Problem to solve -> Could you put every one of the rows below into a JSON list of strings, with one string per line and any blank lines left out?

(Data pulled from a collection)
# # # # # # #
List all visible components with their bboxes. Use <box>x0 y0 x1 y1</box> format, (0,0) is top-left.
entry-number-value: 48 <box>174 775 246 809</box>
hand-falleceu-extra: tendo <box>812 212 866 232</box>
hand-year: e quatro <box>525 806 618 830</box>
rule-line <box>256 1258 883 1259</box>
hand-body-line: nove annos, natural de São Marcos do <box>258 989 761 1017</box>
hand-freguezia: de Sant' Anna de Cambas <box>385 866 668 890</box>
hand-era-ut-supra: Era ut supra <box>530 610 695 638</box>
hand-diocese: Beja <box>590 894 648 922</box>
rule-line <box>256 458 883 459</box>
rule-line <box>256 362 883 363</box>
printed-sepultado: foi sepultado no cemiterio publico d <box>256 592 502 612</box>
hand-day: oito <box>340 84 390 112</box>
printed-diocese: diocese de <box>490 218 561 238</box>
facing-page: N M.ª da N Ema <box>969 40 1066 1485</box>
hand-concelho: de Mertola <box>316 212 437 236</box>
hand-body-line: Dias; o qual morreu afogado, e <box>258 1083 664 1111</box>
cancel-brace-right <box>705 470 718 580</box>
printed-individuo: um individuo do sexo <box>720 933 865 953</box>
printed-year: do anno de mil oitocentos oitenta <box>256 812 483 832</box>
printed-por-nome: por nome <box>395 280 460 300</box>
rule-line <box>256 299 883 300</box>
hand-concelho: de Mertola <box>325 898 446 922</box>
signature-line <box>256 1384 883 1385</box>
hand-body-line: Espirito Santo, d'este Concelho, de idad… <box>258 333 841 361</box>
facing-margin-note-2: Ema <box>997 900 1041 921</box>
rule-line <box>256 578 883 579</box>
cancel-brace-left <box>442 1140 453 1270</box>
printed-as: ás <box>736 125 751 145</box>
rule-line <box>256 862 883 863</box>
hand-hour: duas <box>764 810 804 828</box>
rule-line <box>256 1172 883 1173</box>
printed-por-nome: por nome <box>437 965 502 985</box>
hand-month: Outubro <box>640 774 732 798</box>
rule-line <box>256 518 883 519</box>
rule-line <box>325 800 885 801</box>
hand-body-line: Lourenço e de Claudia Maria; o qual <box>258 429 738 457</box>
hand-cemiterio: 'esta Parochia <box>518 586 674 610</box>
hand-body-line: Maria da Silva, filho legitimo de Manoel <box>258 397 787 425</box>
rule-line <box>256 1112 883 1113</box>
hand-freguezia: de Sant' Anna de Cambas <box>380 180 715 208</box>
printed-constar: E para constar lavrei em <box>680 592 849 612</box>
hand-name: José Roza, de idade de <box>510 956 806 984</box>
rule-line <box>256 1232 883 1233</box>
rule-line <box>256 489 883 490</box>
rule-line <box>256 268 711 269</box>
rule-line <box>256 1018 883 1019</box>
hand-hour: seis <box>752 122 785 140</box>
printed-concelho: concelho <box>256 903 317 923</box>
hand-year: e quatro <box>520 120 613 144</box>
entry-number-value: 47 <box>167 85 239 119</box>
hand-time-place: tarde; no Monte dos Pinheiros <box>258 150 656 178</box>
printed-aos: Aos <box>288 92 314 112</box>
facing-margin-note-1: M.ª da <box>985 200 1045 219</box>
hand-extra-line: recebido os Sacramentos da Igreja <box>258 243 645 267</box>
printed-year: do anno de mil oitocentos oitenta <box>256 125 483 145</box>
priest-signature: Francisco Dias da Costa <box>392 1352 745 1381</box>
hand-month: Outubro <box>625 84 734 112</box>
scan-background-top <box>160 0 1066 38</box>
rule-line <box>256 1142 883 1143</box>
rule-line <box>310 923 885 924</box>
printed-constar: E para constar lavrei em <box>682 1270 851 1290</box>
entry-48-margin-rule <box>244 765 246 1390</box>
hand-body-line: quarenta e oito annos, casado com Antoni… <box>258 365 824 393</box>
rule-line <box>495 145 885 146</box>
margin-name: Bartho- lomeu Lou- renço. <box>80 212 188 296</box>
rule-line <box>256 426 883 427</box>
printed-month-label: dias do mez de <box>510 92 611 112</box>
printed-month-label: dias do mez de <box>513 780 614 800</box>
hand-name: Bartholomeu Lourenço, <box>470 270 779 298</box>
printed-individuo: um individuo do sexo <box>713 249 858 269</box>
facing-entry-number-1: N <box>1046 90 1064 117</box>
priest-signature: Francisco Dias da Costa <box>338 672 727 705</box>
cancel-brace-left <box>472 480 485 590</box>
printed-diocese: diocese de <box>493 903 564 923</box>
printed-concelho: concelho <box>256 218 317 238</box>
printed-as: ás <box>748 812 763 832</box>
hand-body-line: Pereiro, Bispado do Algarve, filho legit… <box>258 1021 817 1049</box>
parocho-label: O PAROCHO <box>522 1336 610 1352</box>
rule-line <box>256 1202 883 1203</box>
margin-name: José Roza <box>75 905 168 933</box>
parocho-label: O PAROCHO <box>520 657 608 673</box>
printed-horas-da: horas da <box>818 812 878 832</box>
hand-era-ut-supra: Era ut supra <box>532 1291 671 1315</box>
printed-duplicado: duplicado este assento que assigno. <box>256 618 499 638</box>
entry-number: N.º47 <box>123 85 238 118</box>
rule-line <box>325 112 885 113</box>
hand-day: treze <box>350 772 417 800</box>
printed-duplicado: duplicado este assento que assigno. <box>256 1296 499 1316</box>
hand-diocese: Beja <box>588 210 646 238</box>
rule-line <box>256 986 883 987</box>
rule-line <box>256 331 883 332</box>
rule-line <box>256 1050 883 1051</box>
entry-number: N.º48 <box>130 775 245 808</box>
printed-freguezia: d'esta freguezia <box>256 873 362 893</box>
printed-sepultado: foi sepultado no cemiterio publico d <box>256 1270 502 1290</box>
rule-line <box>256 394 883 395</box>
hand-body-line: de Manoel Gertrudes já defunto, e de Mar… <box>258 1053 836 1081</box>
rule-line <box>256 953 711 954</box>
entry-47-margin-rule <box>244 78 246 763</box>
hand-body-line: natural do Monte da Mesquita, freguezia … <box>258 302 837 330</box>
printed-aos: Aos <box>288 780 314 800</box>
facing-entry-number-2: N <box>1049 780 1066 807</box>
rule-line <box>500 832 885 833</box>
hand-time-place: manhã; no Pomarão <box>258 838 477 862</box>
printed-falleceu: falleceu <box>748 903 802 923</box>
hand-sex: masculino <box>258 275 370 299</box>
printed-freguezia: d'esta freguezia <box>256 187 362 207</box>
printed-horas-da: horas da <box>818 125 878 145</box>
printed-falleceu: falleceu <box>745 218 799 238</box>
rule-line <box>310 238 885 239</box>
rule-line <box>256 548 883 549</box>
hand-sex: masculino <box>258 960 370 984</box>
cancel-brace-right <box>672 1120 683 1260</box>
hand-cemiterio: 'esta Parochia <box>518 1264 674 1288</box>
# # # # # # #
Completed task ->
[
  "List all visible components with their bboxes. Use <box>x0 y0 x1 y1</box> format, (0,0) is top-left.",
  "entry-number-value: 48 <box>174 775 246 809</box>",
  "hand-falleceu-extra: tendo <box>812 212 866 232</box>",
  "hand-year: e quatro <box>525 806 618 830</box>",
  "rule-line <box>256 1258 883 1259</box>",
  "hand-body-line: nove annos, natural de São Marcos do <box>258 989 761 1017</box>",
  "hand-freguezia: de Sant' Anna de Cambas <box>385 866 668 890</box>",
  "hand-era-ut-supra: Era ut supra <box>530 610 695 638</box>",
  "hand-diocese: Beja <box>590 894 648 922</box>",
  "rule-line <box>256 458 883 459</box>",
  "rule-line <box>256 362 883 363</box>",
  "printed-sepultado: foi sepultado no cemiterio publico d <box>256 592 502 612</box>",
  "hand-day: oito <box>340 84 390 112</box>",
  "printed-diocese: diocese de <box>490 218 561 238</box>",
  "facing-page: N M.ª da N Ema <box>969 40 1066 1485</box>",
  "hand-concelho: de Mertola <box>316 212 437 236</box>",
  "hand-body-line: Dias; o qual morreu afogado, e <box>258 1083 664 1111</box>",
  "cancel-brace-right <box>705 470 718 580</box>",
  "printed-individuo: um individuo do sexo <box>720 933 865 953</box>",
  "printed-year: do anno de mil oitocentos oitenta <box>256 812 483 832</box>",
  "printed-por-nome: por nome <box>395 280 460 300</box>",
  "rule-line <box>256 299 883 300</box>",
  "hand-concelho: de Mertola <box>325 898 446 922</box>",
  "signature-line <box>256 1384 883 1385</box>",
  "hand-body-line: Espirito Santo, d'este Concelho, de idad… <box>258 333 841 361</box>",
  "facing-margin-note-2: Ema <box>997 900 1041 921</box>",
  "rule-line <box>256 578 883 579</box>",
  "cancel-brace-left <box>442 1140 453 1270</box>",
  "printed-as: ás <box>736 125 751 145</box>",
  "rule-line <box>256 862 883 863</box>",
  "hand-hour: duas <box>764 810 804 828</box>",
  "rule-line <box>256 1172 883 1173</box>",
  "printed-por-nome: por nome <box>437 965 502 985</box>",
  "hand-month: Outubro <box>640 774 732 798</box>",
  "rule-line <box>256 518 883 519</box>",
  "rule-line <box>325 800 885 801</box>",
  "hand-body-line: Lourenço e de Claudia Maria; o qual <box>258 429 738 457</box>",
  "hand-cemiterio: 'esta Parochia <box>518 586 674 610</box>",
  "hand-body-line: Maria da Silva, filho legitimo de Manoel <box>258 397 787 425</box>",
  "rule-line <box>256 1112 883 1113</box>",
  "hand-freguezia: de Sant' Anna de Cambas <box>380 180 715 208</box>",
  "printed-constar: E para constar lavrei em <box>680 592 849 612</box>",
  "hand-name: José Roza, de idade de <box>510 956 806 984</box>",
  "rule-line <box>256 1232 883 1233</box>",
  "rule-line <box>256 489 883 490</box>",
  "rule-line <box>256 268 711 269</box>",
  "rule-line <box>256 1018 883 1019</box>",
  "hand-hour: seis <box>752 122 785 140</box>",
  "printed-concelho: concelho <box>256 903 317 923</box>",
  "hand-year: e quatro <box>520 120 613 144</box>",
  "entry-number-value: 47 <box>167 85 239 119</box>",
  "hand-time-place: tarde; no Monte dos Pinheiros <box>258 150 656 178</box>",
  "printed-aos: Aos <box>288 92 314 112</box>",
  "facing-margin-note-1: M.ª da <box>985 200 1045 219</box>",
  "hand-extra-line: recebido os Sacramentos da Igreja <box>258 243 645 267</box>",
  "printed-year: do anno de mil oitocentos oitenta <box>256 125 483 145</box>",
  "priest-signature: Francisco Dias da Costa <box>392 1352 745 1381</box>",
  "hand-month: Outubro <box>625 84 734 112</box>",
  "scan-background-top <box>160 0 1066 38</box>",
  "rule-line <box>256 1142 883 1143</box>",
  "rule-line <box>310 923 885 924</box>",
  "printed-constar: E para constar lavrei em <box>682 1270 851 1290</box>",
  "entry-48-margin-rule <box>244 765 246 1390</box>",
  "hand-body-line: quarenta e oito annos, casado com Antoni… <box>258 365 824 393</box>",
  "rule-line <box>495 145 885 146</box>",
  "margin-name: Bartho- lomeu Lou- renço. <box>80 212 188 296</box>",
  "rule-line <box>256 426 883 427</box>",
  "printed-month-label: dias do mez de <box>510 92 611 112</box>",
  "printed-month-label: dias do mez de <box>513 780 614 800</box>",
  "hand-name: Bartholomeu Lourenço, <box>470 270 779 298</box>",
  "printed-individuo: um individuo do sexo <box>713 249 858 269</box>",
  "facing-entry-number-1: N <box>1046 90 1064 117</box>",
  "priest-signature: Francisco Dias da Costa <box>338 672 727 705</box>",
  "cancel-brace-left <box>472 480 485 590</box>",
  "printed-diocese: diocese de <box>493 903 564 923</box>",
  "printed-concelho: concelho <box>256 218 317 238</box>",
  "printed-as: ás <box>748 812 763 832</box>",
  "hand-body-line: Pereiro, Bispado do Algarve, filho legit… <box>258 1021 817 1049</box>",
  "parocho-label: O PAROCHO <box>522 1336 610 1352</box>",
  "rule-line <box>256 1202 883 1203</box>",
  "margin-name: José Roza <box>75 905 168 933</box>",
  "parocho-label: O PAROCHO <box>520 657 608 673</box>",
  "printed-horas-da: horas da <box>818 812 878 832</box>",
  "hand-era-ut-supra: Era ut supra <box>532 1291 671 1315</box>",
  "printed-duplicado: duplicado este assento que assigno. <box>256 618 499 638</box>",
  "entry-number: N.º47 <box>123 85 238 118</box>",
  "rule-line <box>325 112 885 113</box>",
  "hand-day: treze <box>350 772 417 800</box>",
  "printed-duplicado: duplicado este assento que assigno. <box>256 1296 499 1316</box>",
  "hand-diocese: Beja <box>588 210 646 238</box>",
  "rule-line <box>256 986 883 987</box>",
  "rule-line <box>256 331 883 332</box>",
  "rule-line <box>256 1050 883 1051</box>",
  "entry-number: N.º48 <box>130 775 245 808</box>",
  "printed-freguezia: d'esta freguezia <box>256 873 362 893</box>",
  "printed-sepultado: foi sepultado no cemiterio publico d <box>256 1270 502 1290</box>",
  "rule-line <box>256 394 883 395</box>",
  "hand-body-line: de Manoel Gertrudes já defunto, e de Mar… <box>258 1053 836 1081</box>",
  "rule-line <box>256 953 711 954</box>",
  "entry-47-margin-rule <box>244 78 246 763</box>",
  "hand-body-line: natural do Monte da Mesquita, freguezia … <box>258 302 837 330</box>",
  "printed-aos: Aos <box>288 780 314 800</box>",
  "facing-entry-number-2: N <box>1049 780 1066 807</box>",
  "rule-line <box>500 832 885 833</box>",
  "hand-time-place: manhã; no Pomarão <box>258 838 477 862</box>",
  "printed-falleceu: falleceu <box>748 903 802 923</box>",
  "hand-sex: masculino <box>258 275 370 299</box>",
  "printed-freguezia: d'esta freguezia <box>256 187 362 207</box>",
  "printed-horas-da: horas da <box>818 125 878 145</box>",
  "printed-falleceu: falleceu <box>745 218 799 238</box>",
  "rule-line <box>310 238 885 239</box>",
  "rule-line <box>256 548 883 549</box>",
  "hand-sex: masculino <box>258 960 370 984</box>",
  "cancel-brace-right <box>672 1120 683 1260</box>",
  "hand-cemiterio: 'esta Parochia <box>518 1264 674 1288</box>"
]